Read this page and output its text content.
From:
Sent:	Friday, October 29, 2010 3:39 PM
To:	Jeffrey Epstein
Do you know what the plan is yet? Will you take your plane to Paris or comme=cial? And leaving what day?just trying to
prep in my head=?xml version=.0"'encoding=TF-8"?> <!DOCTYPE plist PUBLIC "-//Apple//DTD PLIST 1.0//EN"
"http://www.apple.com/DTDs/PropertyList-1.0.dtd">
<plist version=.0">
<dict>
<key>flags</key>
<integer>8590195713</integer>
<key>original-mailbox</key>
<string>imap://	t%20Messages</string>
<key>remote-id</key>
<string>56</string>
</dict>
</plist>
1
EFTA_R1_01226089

* * *

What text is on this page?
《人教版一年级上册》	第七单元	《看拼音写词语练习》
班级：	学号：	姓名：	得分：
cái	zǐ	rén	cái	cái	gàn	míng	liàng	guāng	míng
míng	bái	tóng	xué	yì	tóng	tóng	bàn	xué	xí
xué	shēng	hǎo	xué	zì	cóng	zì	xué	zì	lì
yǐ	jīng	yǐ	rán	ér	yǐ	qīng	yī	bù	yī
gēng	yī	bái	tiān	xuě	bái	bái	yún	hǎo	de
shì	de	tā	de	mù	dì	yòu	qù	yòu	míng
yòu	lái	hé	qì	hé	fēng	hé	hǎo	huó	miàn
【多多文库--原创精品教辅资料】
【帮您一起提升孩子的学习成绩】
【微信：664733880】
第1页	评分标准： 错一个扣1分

* What the exercise asks
Find every line in the records above that holds the word "míng", and copy each one.

* Solution below
cái	zǐ	rén	cái	cái	gàn	míng	liàng	guāng	míng
míng	bái	tóng	xué	yì	tóng	tóng	bàn	xué	xí
shì	de	tā	de	mù	dì	yòu	qù	yòu	míng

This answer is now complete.